Written request: Find every line in the records below that holds the word "true" and copy it.

Data:
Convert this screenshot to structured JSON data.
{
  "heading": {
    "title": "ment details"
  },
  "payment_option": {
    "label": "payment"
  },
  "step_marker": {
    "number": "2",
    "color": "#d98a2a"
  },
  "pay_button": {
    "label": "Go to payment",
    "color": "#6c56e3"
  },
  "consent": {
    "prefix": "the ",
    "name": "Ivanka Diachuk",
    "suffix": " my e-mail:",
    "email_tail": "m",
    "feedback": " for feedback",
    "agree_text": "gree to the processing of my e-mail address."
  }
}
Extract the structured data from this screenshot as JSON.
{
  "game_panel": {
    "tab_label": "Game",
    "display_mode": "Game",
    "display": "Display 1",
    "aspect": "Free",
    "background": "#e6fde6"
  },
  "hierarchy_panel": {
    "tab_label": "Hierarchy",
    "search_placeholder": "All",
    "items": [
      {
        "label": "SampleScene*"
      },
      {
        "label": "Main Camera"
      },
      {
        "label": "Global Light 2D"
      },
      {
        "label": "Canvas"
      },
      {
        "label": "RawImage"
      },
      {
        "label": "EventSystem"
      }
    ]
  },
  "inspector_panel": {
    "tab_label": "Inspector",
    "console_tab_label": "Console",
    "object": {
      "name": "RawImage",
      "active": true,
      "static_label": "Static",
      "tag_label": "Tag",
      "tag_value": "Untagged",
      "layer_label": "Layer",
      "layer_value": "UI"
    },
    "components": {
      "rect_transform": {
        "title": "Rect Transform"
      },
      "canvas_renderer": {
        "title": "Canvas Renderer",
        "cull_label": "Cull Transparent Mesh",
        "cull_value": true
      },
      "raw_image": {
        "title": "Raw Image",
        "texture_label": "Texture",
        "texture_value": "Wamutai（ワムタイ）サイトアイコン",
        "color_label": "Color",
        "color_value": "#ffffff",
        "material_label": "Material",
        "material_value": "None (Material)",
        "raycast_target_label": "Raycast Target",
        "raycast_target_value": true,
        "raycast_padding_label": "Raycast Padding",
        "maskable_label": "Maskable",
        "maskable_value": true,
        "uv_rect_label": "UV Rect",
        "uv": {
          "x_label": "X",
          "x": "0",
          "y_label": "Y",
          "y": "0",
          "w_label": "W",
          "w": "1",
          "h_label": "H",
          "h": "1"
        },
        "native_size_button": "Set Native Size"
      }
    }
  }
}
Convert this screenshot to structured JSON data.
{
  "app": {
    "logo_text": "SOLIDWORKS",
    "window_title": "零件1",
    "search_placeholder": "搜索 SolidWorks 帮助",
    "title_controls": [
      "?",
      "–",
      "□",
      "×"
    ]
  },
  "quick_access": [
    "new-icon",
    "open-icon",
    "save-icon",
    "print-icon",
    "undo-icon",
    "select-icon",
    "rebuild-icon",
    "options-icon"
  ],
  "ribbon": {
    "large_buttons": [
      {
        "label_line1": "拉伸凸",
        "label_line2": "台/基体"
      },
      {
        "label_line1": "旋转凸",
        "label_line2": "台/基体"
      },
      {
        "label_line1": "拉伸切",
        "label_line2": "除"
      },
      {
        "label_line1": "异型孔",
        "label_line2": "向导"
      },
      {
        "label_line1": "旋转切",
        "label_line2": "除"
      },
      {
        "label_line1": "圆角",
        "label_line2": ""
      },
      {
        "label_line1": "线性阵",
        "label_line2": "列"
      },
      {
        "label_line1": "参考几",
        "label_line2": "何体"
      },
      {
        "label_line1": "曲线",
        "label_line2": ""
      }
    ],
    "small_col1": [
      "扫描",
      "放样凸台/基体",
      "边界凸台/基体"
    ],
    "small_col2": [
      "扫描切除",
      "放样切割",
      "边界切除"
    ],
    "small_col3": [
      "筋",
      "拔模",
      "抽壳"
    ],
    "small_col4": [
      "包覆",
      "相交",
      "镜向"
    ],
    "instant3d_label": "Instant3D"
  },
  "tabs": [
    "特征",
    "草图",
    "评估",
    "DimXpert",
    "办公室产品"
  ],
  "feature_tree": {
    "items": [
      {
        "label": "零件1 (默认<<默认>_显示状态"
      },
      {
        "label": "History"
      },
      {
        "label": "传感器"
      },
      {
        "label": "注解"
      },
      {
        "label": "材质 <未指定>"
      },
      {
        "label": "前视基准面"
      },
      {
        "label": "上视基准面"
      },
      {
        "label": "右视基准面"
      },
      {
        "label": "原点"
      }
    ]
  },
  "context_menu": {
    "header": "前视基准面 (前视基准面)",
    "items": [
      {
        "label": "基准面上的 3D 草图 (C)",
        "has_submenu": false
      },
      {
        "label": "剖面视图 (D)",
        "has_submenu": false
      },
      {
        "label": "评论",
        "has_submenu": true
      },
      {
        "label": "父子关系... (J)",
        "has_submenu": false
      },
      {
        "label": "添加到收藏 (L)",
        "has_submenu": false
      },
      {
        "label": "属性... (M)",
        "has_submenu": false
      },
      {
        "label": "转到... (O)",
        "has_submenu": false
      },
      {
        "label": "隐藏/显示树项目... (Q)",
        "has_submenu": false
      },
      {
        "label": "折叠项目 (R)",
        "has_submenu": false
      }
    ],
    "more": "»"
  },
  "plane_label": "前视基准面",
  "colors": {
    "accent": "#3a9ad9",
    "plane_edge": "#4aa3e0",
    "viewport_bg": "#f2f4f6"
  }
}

Exercise answer:
      "active": true,
        "cull_value": true
        "raycast_target_value": true,
        "maskable_value": true,
        "has_submenu": true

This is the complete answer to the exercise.